### [Short problem]
Give the material from its first line through the line containing "problem-4-equation: N = d₁", both included, as a Markdown table with columns headed Row and Line. Number each line and leave out any blank ones.

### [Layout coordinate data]
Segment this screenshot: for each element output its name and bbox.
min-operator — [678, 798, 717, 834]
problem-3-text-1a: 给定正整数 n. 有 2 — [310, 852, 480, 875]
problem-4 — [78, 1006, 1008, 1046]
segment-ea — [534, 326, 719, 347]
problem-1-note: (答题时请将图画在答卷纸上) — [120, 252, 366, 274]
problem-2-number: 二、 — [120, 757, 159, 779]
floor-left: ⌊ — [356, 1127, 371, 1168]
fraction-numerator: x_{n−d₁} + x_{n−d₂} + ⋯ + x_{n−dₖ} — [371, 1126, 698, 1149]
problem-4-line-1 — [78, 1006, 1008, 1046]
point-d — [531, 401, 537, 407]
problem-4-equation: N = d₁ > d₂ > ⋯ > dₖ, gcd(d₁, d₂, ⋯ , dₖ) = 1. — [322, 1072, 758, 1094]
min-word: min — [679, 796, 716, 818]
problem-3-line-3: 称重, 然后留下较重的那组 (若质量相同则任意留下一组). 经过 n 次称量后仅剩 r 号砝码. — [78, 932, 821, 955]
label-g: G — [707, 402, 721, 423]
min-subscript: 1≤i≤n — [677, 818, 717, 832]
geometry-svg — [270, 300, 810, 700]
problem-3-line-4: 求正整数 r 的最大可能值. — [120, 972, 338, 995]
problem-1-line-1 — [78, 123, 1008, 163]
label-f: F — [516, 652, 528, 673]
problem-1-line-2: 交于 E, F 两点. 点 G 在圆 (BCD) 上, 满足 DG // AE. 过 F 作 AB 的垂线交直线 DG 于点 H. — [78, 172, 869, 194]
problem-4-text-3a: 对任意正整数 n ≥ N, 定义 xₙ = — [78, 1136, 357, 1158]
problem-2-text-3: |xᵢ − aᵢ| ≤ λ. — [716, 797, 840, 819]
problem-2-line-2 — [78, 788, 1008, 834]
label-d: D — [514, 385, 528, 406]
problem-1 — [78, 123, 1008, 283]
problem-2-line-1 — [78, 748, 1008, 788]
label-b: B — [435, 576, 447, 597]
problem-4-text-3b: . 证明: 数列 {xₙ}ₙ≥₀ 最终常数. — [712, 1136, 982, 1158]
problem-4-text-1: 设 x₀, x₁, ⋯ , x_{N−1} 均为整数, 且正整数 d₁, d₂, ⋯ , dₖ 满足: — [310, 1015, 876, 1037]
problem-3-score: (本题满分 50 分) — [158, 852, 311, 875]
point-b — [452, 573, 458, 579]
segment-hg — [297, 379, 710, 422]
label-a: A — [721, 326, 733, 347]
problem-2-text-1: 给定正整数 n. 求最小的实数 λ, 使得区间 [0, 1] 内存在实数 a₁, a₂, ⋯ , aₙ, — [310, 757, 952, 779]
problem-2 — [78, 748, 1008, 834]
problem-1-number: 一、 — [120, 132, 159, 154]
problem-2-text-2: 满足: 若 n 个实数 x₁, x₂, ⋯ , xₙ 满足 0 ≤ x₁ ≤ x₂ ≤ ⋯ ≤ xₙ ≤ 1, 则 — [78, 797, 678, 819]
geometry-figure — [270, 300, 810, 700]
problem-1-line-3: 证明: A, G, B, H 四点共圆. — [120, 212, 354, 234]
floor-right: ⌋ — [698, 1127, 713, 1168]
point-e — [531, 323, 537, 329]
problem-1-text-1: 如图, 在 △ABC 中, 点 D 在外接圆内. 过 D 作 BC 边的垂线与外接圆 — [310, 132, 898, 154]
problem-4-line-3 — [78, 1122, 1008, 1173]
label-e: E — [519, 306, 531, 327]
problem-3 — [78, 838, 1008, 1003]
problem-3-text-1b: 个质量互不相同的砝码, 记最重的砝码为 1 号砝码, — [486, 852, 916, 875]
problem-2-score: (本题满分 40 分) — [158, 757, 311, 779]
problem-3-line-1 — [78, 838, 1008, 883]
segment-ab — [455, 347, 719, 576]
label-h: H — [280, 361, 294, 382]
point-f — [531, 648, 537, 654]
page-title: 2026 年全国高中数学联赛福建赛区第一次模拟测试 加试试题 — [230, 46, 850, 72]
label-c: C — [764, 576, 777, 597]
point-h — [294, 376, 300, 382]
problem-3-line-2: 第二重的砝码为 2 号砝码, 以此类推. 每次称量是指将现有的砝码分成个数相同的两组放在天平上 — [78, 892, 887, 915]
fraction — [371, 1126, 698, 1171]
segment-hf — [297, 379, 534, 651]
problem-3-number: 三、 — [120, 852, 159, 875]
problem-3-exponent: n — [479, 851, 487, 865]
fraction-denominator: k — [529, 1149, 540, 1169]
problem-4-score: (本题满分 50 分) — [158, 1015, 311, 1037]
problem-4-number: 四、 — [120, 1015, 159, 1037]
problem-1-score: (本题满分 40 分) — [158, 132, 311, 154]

### [Written solution]
| Row | Line |
|---|---|
| 1 | Segment this screenshot: for each element output its name and bbox. |
| 2 | min-operator — [678, 798, 717, 834] |
| 3 | problem-3-text-1a: 给定正整数 n. 有 2 — [310, 852, 480, 875] |
| 4 | problem-4 — [78, 1006, 1008, 1046] |
| 5 | segment-ea — [534, 326, 719, 347] |
| 6 | problem-1-note: (答题时请将图画在答卷纸上) — [120, 252, 366, 274] |
| 7 | problem-2-number: 二、 — [120, 757, 159, 779] |
| 8 | floor-left: ⌊ — [356, 1127, 371, 1168] |
| 9 | fraction-numerator: x_{n−d₁} + x_{n−d₂} + ⋯ + x_{n−dₖ} — [371, 1126, 698, 1149] |
| 10 | problem-4-line-1 — [78, 1006, 1008, 1046] |
| 11 | point-d — [531, 401, 537, 407] |
| 12 | problem-4-equation: N = d₁ > d₂ > ⋯ > dₖ, gcd(d₁, d₂, ⋯ , dₖ) = 1. — [322, 1072, 758, 1094] |